_Problem details_: Below is a set of records. Repeat all of them exactly.

A run of records:
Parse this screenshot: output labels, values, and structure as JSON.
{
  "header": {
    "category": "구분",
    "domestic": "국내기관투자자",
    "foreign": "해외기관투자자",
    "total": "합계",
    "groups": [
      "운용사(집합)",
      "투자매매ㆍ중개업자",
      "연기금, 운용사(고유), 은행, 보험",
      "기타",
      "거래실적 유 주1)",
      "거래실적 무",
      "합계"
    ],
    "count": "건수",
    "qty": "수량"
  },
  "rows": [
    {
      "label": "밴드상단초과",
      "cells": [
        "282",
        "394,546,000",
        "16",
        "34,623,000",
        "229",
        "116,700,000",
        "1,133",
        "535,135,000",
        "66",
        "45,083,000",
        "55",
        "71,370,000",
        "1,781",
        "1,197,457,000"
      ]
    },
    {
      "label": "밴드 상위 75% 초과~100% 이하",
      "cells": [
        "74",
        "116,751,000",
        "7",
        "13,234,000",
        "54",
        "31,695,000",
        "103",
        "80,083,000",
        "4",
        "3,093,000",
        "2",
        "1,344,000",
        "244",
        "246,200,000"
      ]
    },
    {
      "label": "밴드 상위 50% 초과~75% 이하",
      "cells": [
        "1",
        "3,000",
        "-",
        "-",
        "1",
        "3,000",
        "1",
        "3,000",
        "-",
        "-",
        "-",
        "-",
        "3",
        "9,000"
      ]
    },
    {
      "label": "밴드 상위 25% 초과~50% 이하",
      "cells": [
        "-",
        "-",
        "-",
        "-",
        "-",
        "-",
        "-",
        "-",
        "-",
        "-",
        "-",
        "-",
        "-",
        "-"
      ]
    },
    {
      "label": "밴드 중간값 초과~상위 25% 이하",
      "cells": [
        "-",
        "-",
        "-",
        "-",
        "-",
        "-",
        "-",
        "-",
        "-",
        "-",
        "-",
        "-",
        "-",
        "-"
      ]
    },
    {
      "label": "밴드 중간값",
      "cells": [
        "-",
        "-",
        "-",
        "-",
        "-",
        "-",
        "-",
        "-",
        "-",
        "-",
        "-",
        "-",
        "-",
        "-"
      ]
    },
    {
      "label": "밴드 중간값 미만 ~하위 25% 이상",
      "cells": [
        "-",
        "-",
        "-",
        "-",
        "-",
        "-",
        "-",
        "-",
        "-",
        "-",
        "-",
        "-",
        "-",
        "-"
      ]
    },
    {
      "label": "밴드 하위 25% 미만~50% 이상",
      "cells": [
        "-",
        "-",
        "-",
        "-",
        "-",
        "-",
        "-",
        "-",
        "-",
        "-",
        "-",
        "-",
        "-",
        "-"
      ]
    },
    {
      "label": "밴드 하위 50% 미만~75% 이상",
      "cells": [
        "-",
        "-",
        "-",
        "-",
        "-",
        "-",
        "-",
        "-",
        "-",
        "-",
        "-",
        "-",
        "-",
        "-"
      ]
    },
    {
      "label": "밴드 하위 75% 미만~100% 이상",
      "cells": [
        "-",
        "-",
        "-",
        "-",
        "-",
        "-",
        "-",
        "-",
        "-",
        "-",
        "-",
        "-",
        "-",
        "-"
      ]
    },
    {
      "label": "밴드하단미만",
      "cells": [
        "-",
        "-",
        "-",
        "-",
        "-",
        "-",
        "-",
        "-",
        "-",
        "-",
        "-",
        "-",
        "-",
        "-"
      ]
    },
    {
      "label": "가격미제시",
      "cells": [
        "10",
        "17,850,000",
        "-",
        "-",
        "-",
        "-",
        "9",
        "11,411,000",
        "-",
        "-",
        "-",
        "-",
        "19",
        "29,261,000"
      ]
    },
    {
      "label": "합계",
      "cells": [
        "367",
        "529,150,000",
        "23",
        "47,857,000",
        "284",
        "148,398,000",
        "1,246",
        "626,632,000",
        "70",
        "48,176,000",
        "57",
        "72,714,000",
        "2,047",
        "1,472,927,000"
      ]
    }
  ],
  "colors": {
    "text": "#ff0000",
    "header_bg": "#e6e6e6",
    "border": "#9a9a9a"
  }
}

_Task solution_:
Parse this screenshot: output labels, values, and structure as JSON.
{
  "header": {
    "category": "구분",
    "domestic": "국내기관투자자",
    "foreign": "해외기관투자자",
    "total": "합계",
    "groups": [
      "운용사(집합)",
      "투자매매ㆍ중개업자",
      "연기금, 운용사(고유), 은행, 보험",
      "기타",
      "거래실적 유 주1)",
      "거래실적 무",
      "합계"
    ],
    "count": "건수",
    "qty": "수량"
  },
  "rows": [
    {
      "label": "밴드상단초과",
      "cells": [
        "282",
        "394,546,000",
        "16",
        "34,623,000",
        "229",
        "116,700,000",
        "1,133",
        "535,135,000",
        "66",
        "45,083,000",
        "55",
        "71,370,000",
        "1,781",
        "1,197,457,000"
      ]
    },
    {
      "label": "밴드 상위 75% 초과~100% 이하",
      "cells": [
        "74",
        "116,751,000",
        "7",
        "13,234,000",
        "54",
        "31,695,000",
        "103",
        "80,083,000",
        "4",
        "3,093,000",
        "2",
        "1,344,000",
        "244",
        "246,200,000"
      ]
    },
    {
      "label": "밴드 상위 50% 초과~75% 이하",
      "cells": [
        "1",
        "3,000",
        "-",
        "-",
        "1",
        "3,000",
        "1",
        "3,000",
        "-",
        "-",
        "-",
        "-",
        "3",
        "9,000"
      ]
    },
    {
      "label": "밴드 상위 25% 초과~50% 이하",
      "cells": [
        "-",
        "-",
        "-",
        "-",
        "-",
        "-",
        "-",
        "-",
        "-",
        "-",
        "-",
        "-",
        "-",
        "-"
      ]
    },
    {
      "label": "밴드 중간값 초과~상위 25% 이하",
      "cells": [
        "-",
        "-",
        "-",
        "-",
        "-",
        "-",
        "-",
        "-",
        "-",
        "-",
        "-",
        "-",
        "-",
        "-"
      ]
    },
    {
      "label": "밴드 중간값",
      "cells": [
        "-",
        "-",
        "-",
        "-",
        "-",
        "-",
        "-",
        "-",
        "-",
        "-",
        "-",
        "-",
        "-",
        "-"
      ]
    },
    {
      "label": "밴드 중간값 미만 ~하위 25% 이상",
      "cells": [
        "-",
        "-",
        "-",
        "-",
        "-",
        "-",
        "-",
        "-",
        "-",
        "-",
        "-",
        "-",
        "-",
        "-"
      ]
    },
    {
      "label": "밴드 하위 25% 미만~50% 이상",
      "cells": [
        "-",
        "-",
        "-",
        "-",
        "-",
        "-",
        "-",
        "-",
        "-",
        "-",
        "-",
        "-",
        "-",
        "-"
      ]
    },
    {
      "label": "밴드 하위 50% 미만~75% 이상",
      "cells": [
        "-",
        "-",
        "-",
        "-",
        "-",
        "-",
        "-",
        "-",
        "-",
        "-",
        "-",
        "-",
        "-",
        "-"
      ]
    },
    {
      "label": "밴드 하위 75% 미만~100% 이상",
      "cells": [
        "-",
        "-",
        "-",
        "-",
        "-",
        "-",
        "-",
        "-",
        "-",
        "-",
        "-",
        "-",
        "-",
        "-"
      ]
    },
    {
      "label": "밴드하단미만",
      "cells": [
        "-",
        "-",
        "-",
        "-",
        "-",
        "-",
        "-",
        "-",
        "-",
        "-",
        "-",
        "-",
        "-",
        "-"
      ]
    },
    {
      "label": "가격미제시",
      "cells": [
        "10",
        "17,850,000",
        "-",
        "-",
        "-",
        "-",
        "9",
        "11,411,000",
        "-",
        "-",
        "-",
        "-",
        "19",
        "29,261,000"
      ]
    },
    {
      "label": "합계",
      "cells": [
        "367",
        "529,150,000",
        "23",
        "47,857,000",
        "284",
        "148,398,000",
        "1,246",
        "626,632,000",
        "70",
        "48,176,000",
        "57",
        "72,714,000",
        "2,047",
        "1,472,927,000"
      ]
    }
  ],
  "colors": {
    "text": "#ff0000",
    "header_bg": "#e6e6e6",
    "border": "#9a9a9a"
  }
}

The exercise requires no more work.